▶ **SOURCE RECORDS**:
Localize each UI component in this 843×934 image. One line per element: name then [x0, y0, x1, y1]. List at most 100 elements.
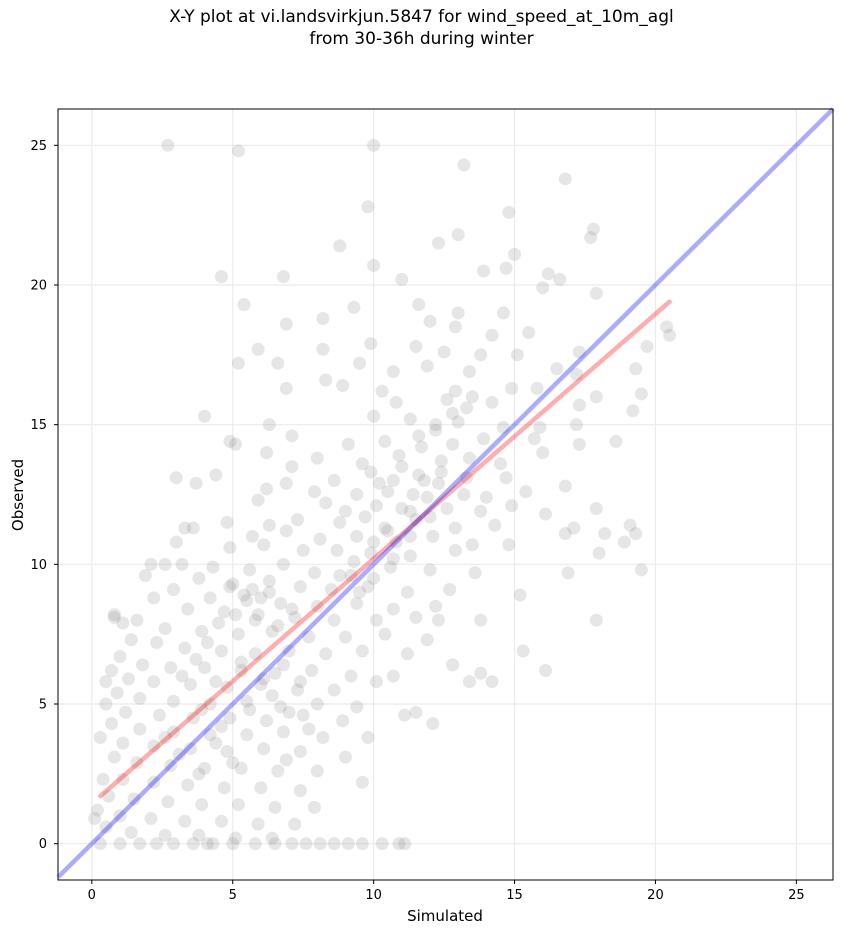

--

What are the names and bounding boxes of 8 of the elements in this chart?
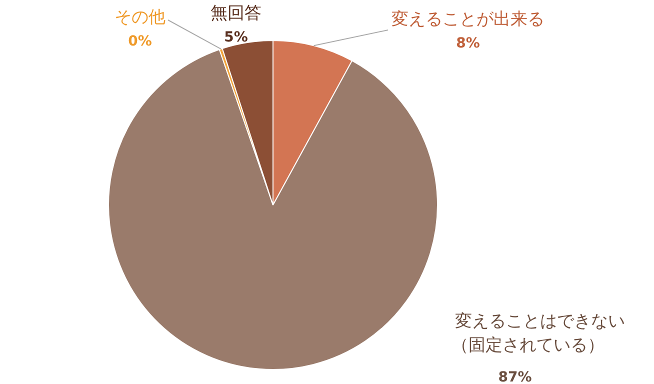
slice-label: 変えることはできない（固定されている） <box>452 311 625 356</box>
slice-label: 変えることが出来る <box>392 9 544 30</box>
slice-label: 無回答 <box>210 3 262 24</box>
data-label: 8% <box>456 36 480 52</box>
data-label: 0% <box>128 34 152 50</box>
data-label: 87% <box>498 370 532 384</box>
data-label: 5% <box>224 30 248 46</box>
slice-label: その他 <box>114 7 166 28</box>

* * *

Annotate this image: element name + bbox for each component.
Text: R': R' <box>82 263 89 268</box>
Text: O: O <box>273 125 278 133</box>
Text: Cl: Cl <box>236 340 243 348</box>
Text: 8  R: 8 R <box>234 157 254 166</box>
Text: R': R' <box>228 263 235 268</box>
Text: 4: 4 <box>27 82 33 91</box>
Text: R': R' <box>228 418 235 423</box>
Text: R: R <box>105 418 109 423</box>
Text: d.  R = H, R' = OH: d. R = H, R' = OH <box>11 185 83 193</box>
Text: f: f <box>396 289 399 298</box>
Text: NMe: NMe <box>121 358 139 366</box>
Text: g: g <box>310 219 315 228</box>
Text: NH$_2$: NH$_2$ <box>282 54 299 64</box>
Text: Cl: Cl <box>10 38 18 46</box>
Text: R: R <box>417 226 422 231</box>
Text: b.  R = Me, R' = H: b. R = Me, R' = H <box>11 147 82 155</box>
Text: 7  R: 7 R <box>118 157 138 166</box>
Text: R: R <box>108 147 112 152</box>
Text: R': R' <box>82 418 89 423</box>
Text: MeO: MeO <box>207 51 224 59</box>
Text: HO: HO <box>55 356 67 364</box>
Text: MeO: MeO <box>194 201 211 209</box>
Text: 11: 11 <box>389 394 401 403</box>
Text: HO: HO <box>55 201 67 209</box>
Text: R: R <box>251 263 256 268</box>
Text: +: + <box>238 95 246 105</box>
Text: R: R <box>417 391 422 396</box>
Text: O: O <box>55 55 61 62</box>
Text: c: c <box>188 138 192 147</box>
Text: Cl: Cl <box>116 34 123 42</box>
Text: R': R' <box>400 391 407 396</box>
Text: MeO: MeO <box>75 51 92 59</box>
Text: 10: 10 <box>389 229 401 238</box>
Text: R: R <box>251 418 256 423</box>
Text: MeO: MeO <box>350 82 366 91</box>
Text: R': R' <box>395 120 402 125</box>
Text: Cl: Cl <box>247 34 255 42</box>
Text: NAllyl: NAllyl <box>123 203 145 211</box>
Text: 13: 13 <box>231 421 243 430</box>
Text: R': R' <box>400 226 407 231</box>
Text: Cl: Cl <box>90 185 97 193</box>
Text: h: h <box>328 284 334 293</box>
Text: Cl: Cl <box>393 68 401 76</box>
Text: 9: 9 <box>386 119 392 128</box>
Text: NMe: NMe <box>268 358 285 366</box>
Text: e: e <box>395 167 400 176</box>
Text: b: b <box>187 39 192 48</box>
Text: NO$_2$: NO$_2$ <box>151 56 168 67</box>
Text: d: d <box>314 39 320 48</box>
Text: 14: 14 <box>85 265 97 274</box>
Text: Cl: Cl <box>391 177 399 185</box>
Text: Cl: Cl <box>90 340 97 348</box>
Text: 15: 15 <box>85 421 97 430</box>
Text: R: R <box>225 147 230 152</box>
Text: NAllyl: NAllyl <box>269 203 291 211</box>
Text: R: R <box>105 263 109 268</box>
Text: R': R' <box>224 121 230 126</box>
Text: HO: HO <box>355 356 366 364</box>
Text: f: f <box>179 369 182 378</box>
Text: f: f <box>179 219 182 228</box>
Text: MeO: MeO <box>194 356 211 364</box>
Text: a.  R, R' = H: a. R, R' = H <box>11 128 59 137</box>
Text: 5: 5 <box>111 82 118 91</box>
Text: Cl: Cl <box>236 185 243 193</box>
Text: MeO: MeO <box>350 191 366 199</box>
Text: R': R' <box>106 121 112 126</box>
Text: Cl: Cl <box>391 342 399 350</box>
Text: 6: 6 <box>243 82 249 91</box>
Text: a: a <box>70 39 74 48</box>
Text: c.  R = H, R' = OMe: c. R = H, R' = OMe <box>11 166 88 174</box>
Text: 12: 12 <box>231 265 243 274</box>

▶ **TO BE DONE**: Identify every line in the entries above that contains the word "each", and copy those lines in full.

▶ **REPLY TO THE EXERCISE**:
Localize each UI component in this 843×934 image. One line per element: name then [x0, y0, x1, y1]. List at most 100 elements.
Annotate this image: element name + bbox for each component.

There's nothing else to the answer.